▶ [WRITTEN REQUEST]
Scan the entries below. List each line with "name".

***** RECORDS FOR THE EXERCISE *****

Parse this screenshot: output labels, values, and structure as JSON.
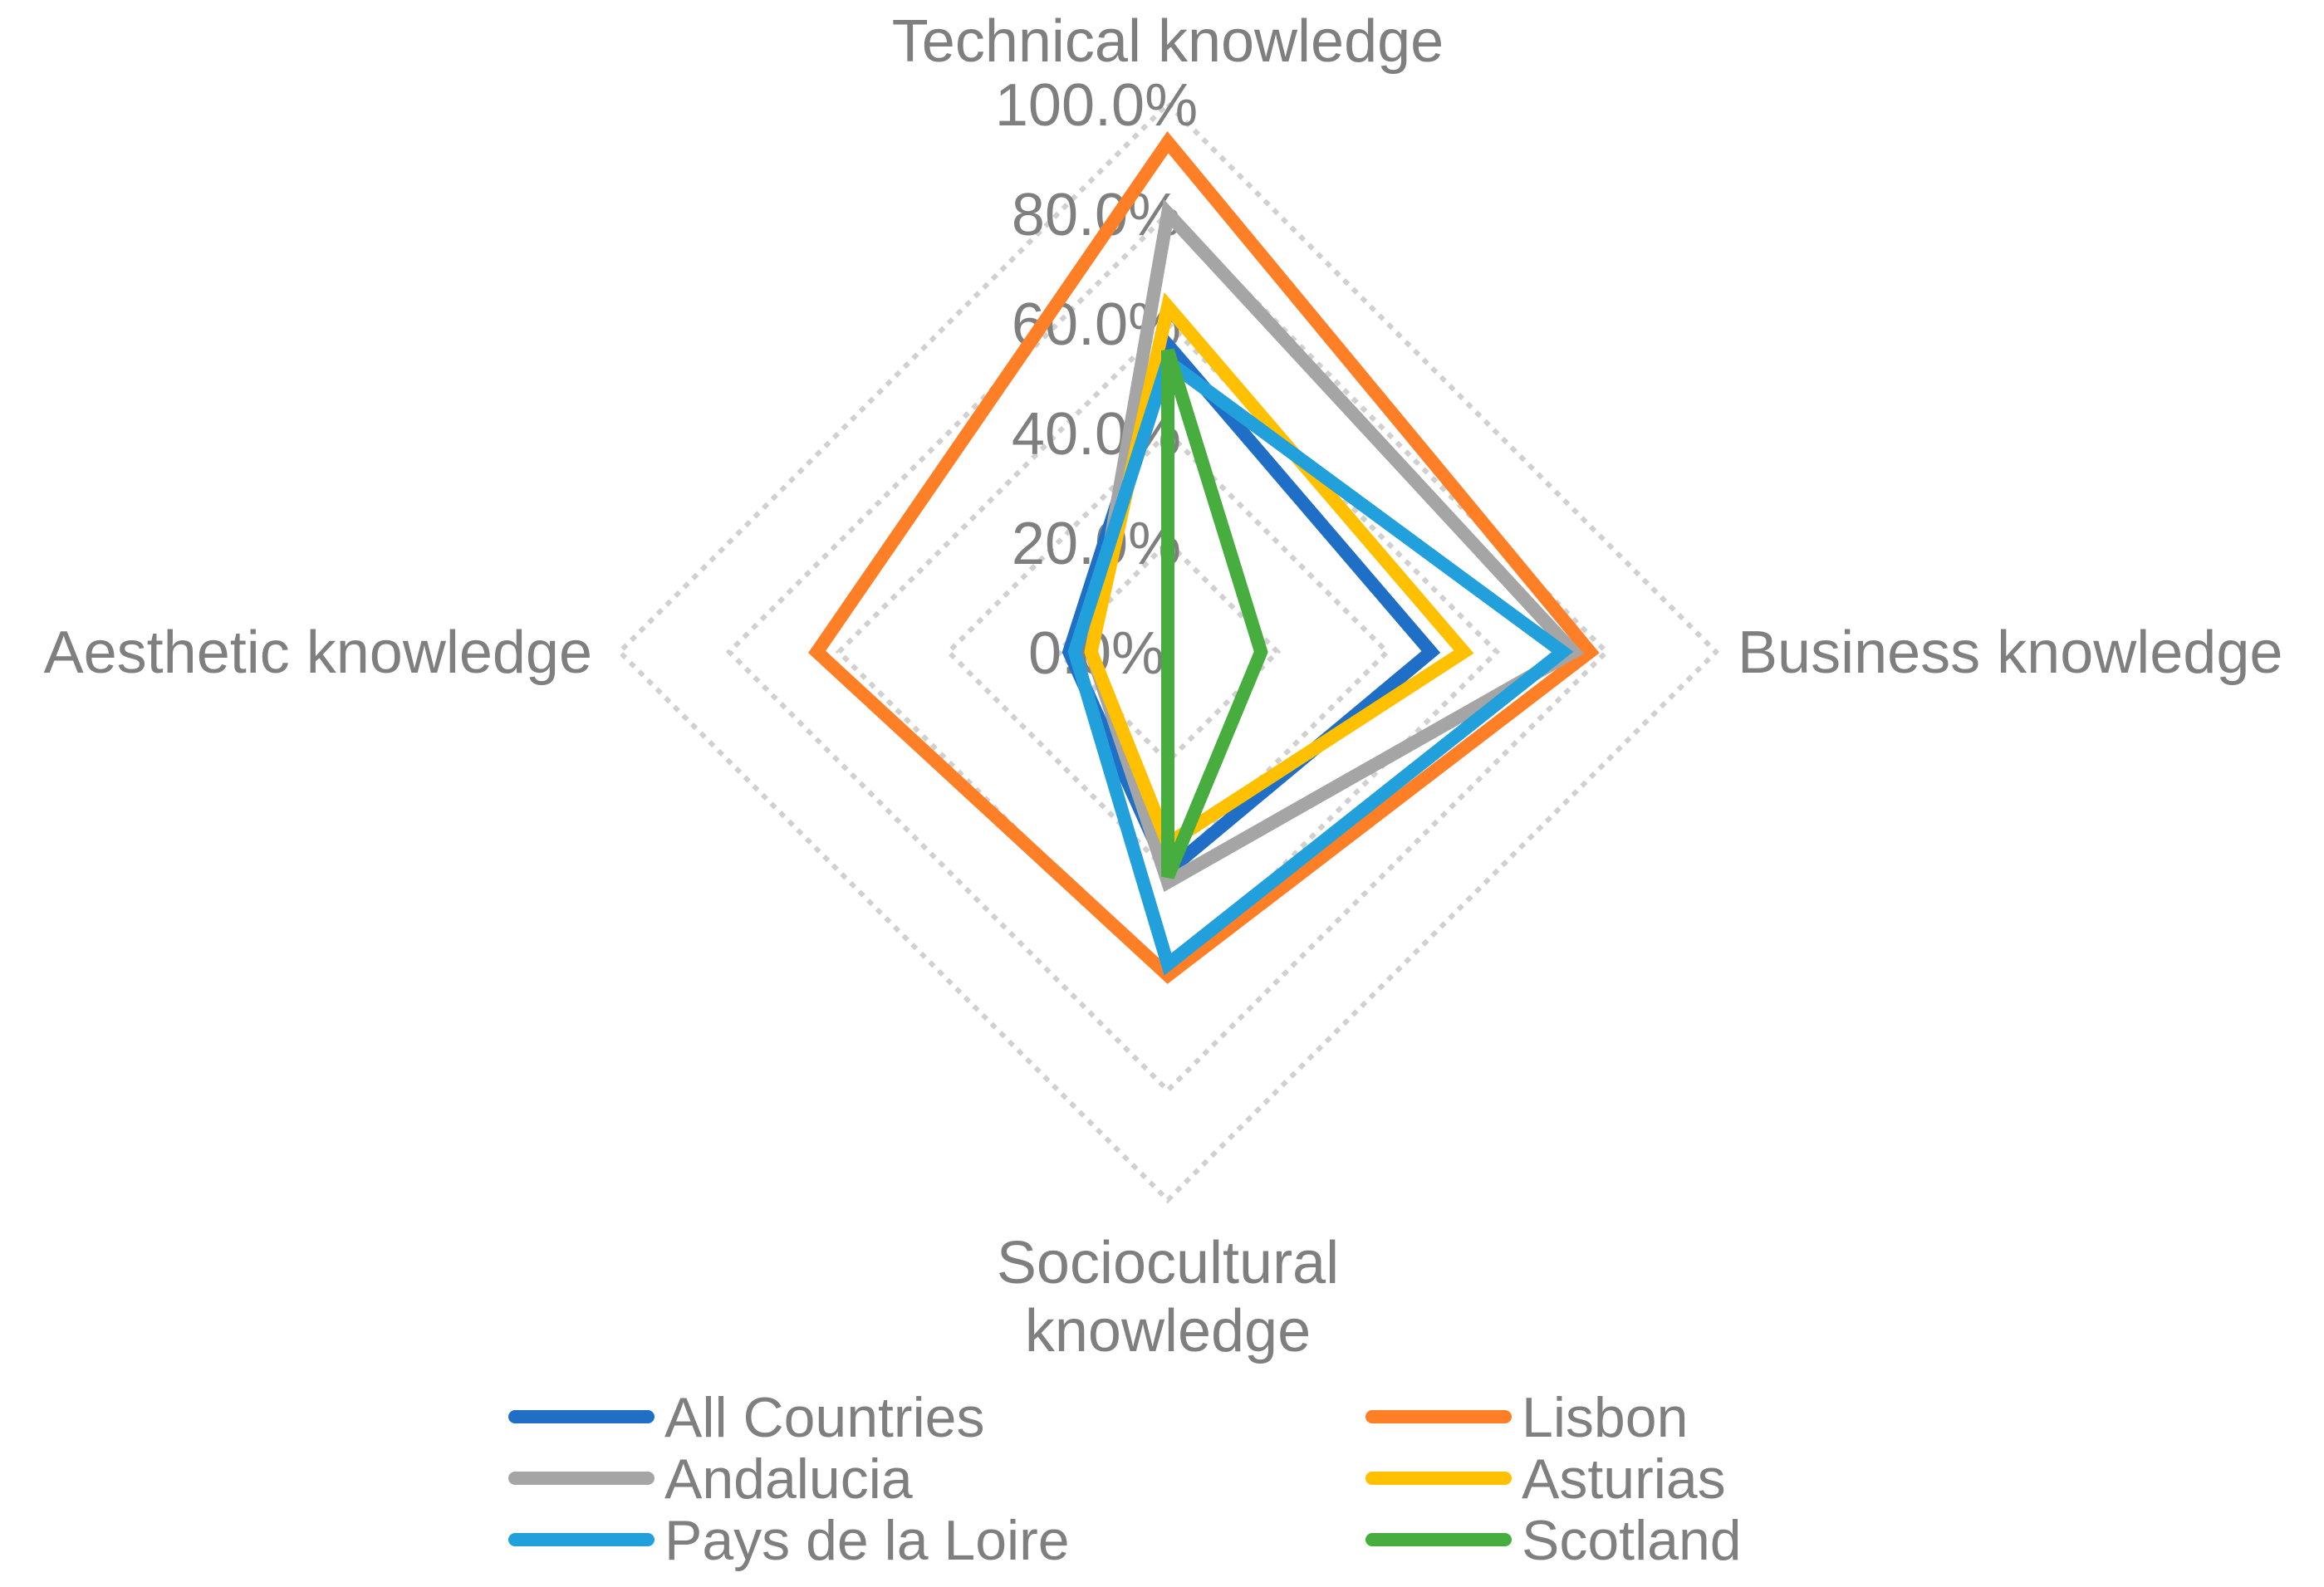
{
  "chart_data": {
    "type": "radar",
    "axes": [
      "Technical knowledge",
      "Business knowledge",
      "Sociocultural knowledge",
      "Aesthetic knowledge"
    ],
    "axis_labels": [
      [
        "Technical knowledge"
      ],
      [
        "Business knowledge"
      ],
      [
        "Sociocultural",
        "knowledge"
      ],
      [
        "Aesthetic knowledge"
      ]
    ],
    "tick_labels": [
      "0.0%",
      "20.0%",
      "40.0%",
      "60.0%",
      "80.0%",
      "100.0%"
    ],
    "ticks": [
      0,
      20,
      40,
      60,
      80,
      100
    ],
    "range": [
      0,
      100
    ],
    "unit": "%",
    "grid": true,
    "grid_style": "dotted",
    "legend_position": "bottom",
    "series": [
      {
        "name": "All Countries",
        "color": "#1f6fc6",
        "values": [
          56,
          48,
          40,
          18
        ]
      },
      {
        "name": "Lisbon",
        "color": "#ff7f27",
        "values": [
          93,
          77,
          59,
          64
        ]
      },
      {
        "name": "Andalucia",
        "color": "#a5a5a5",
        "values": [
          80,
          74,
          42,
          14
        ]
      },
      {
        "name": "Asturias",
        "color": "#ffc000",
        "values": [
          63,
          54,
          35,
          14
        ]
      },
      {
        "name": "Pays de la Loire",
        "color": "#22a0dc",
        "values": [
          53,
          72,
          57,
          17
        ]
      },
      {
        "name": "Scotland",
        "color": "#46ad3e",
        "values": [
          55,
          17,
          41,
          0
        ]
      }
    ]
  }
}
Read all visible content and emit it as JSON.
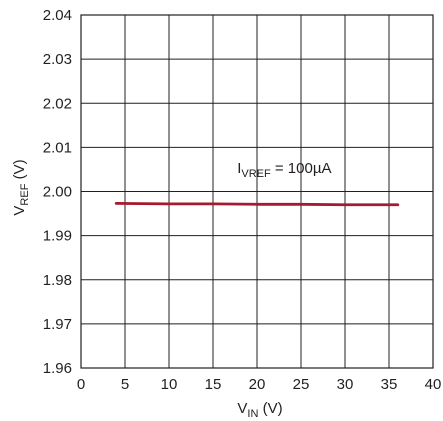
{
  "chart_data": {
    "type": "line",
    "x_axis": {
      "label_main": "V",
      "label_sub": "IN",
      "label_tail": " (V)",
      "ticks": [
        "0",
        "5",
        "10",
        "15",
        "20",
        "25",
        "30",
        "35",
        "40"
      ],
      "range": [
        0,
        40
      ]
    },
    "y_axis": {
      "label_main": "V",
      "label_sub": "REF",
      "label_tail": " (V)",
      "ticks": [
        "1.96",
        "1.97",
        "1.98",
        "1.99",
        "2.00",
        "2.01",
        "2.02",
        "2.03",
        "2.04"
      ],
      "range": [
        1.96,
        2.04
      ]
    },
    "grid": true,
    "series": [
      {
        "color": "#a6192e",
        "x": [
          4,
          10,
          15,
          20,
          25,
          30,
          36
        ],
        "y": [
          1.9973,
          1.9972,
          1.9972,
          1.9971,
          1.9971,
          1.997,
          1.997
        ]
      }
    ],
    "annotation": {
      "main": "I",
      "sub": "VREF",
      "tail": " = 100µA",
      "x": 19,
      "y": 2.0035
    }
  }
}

*****

▶ [EXERCISE SOLUTION]
        "name": "All Countries",
        "name": "Lisbon",
        "name": "Andalucia",
        "name": "Asturias",
        "name": "Pays de la Loire",
        "name": "Scotland",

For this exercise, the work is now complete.